BEGIN RECORD EXTRACTS

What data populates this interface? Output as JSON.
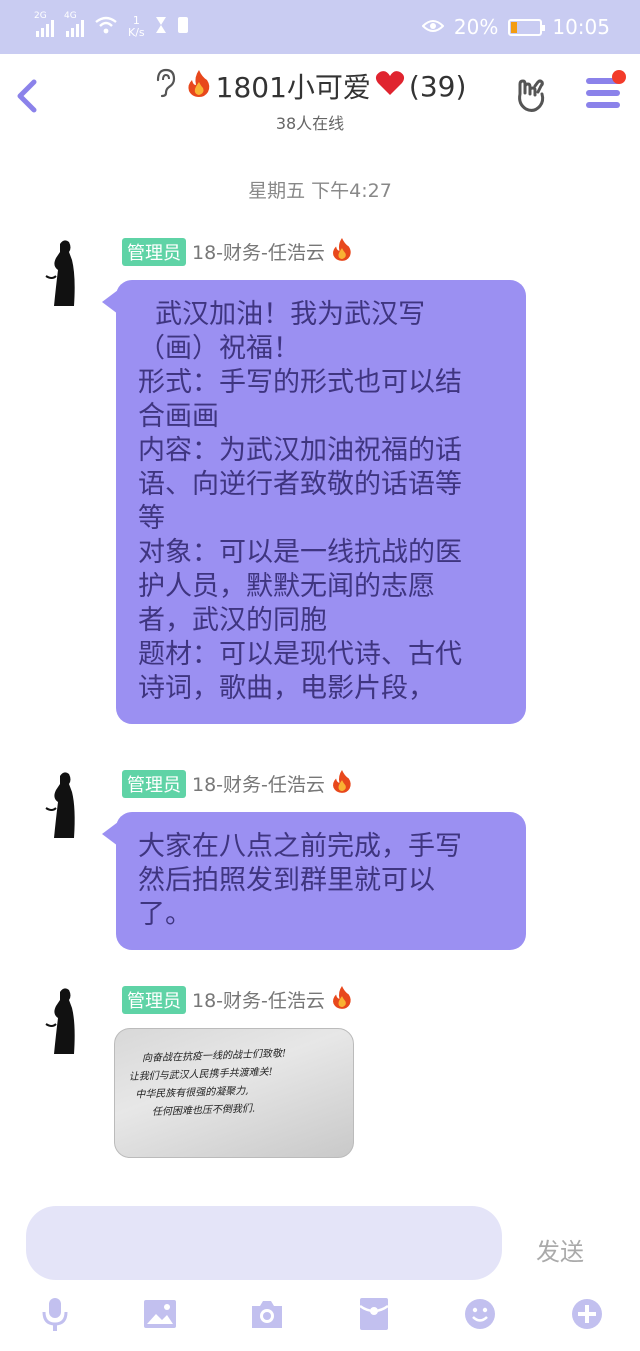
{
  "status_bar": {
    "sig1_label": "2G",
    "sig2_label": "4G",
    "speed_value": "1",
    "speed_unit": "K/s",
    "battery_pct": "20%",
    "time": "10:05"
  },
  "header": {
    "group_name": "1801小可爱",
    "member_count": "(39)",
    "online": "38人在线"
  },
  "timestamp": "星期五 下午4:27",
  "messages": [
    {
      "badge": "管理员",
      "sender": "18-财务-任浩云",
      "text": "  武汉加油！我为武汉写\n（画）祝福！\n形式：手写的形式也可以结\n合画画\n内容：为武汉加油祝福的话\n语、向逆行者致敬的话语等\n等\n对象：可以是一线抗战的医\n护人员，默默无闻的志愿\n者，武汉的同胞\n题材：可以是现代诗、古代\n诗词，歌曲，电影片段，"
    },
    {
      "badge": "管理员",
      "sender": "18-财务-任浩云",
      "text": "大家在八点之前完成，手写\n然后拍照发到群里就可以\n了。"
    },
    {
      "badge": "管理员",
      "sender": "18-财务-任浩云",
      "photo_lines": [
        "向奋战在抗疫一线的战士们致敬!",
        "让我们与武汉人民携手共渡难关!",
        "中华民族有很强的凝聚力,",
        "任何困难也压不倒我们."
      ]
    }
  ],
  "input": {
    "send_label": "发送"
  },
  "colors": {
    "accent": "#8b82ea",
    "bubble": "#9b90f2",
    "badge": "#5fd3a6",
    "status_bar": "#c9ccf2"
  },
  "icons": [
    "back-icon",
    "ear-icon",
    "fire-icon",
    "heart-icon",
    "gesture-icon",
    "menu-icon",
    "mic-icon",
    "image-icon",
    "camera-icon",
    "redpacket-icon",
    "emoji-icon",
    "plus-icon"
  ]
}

END RECORD EXTRACTS

● **REQUIREMENT**
Return every line above in which the string "text" occurs.

● **ANSWER FOR THIS EXERCISE**
      "text": "  武汉加油！我为武汉写\n（画）祝福！\n形式：手写的形式也可以结\n合画画\n内容：为武汉加油祝福的话\n语、向逆行者致敬的话语等\n等\n对象：可以是一线抗战的医\n护人员，默默无闻的志愿\n者，武汉的同胞\n题材：可以是现代诗、古代\n诗词，歌曲，电影片段，"
      "text": "大家在八点之前完成，手写\n然后拍照发到群里就可以\n了。"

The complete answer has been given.